▶ **Quoted passage**:

Any other ideas Tim or Theresias?

Even connected to the wrong pins.. the coding should still be accepted. I re-coded mine before the wiring was installed and the controller just told me I had burnt bulbs. Once I installed the kufatec harness I cleared the faults and all was good.


----------



## mobiledaveb (Oct 5, 2002)

*Re: (Theresias)*


_Quote, originally posted by *Theresias* »_
You may want to use the list below.
Doubt that, since even I am not 100% sure, only 95%.
Actually there are several versions...
1K0 937 049 C = 21 Byte (????)
1K0 937 049 G = 17 Byte (Highline)
1K0 937 049 J = 17 Byte (Highline)
1K0 937 049 K = 17 Byte (Midline)
1K0 937 049 L = 17 Byte (Highline)
1K0 937 049 M = 21 Byte (Midline)
1K0 937 049 N = 21 Byte (Highline)
1K0 907 049 S = 17 Byte (Midline)
1K0 907 049 T = 17 Byte (Highline)

▶ **List of tasks**:
A: Rewrite the paragraph in the thread that begins "Even connected to the wrong pins" as a short list that keeps its main facts.
B: Based on the thread, answer yes or no to each statement and quote the words that decide it:
(i) Theresias says he is completely sure about his list.
(ii) Part 1K0 937 049 K is marked as Midline.
(iii) The poster cleared the faults after installing the kufatec harness.
C: List every part number in the thread that is marked as Highline.
Base every answer on the thread alone, with no outside sources.

▶ **Data**:
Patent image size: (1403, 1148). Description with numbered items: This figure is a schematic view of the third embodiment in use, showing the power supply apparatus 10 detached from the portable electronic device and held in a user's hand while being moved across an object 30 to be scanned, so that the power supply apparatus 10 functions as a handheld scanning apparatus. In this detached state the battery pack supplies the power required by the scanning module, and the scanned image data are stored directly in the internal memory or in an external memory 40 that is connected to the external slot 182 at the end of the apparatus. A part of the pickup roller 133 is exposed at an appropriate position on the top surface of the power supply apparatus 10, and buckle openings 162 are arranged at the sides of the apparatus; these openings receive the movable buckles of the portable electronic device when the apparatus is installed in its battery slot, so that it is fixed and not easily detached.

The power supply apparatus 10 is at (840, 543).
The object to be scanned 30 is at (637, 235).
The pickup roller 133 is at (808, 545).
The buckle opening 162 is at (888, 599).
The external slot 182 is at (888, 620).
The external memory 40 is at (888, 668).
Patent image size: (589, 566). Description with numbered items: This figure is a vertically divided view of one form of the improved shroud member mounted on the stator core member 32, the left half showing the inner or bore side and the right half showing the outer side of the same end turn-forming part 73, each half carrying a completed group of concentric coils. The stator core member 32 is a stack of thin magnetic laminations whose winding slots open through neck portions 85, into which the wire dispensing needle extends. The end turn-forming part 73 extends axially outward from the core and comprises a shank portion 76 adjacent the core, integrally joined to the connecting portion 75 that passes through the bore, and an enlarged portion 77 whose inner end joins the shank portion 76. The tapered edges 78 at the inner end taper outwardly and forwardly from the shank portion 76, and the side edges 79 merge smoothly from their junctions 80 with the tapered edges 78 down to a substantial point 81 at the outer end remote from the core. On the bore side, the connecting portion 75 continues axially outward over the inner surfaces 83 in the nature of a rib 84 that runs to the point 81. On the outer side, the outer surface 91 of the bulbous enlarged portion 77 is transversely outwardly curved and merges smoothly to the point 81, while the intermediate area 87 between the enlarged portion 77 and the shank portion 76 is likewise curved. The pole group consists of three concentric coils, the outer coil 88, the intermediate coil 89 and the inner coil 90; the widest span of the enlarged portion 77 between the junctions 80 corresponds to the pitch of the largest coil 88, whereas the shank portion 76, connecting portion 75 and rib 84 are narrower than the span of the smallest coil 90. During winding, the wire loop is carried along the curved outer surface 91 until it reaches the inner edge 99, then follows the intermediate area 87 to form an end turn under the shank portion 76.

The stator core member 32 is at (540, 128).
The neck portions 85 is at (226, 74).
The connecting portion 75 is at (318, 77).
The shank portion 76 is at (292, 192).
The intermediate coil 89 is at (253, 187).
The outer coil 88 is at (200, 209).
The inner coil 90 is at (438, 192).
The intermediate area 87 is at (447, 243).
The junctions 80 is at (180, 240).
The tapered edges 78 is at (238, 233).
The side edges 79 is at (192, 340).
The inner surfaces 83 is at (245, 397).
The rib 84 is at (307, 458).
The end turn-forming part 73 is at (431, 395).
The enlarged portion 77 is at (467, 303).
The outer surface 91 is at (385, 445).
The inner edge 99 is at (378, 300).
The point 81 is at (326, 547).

▶ **Answers to each task**:
A:
- The coding should be accepted even if the wiring is on the wrong pins.
- The poster re-coded before the wiring was installed, and the controller only reported burnt bulbs.
- After installing the kufatec harness, the poster cleared the faults and everything worked.

B:
(i) No: "Doubt that, since even I am not 100% sure, only 95%."
(ii) Yes: "1K0 937 049 K = 17 Byte (Midline)"
(iii) Yes: "Once I installed the kufatec harness I cleared the faults and all was good."

C:
- 1K0 937 049 G
- 1K0 937 049 J
- 1K0 937 049 L
- 1K0 937 049 N
- 1K0 907 049 T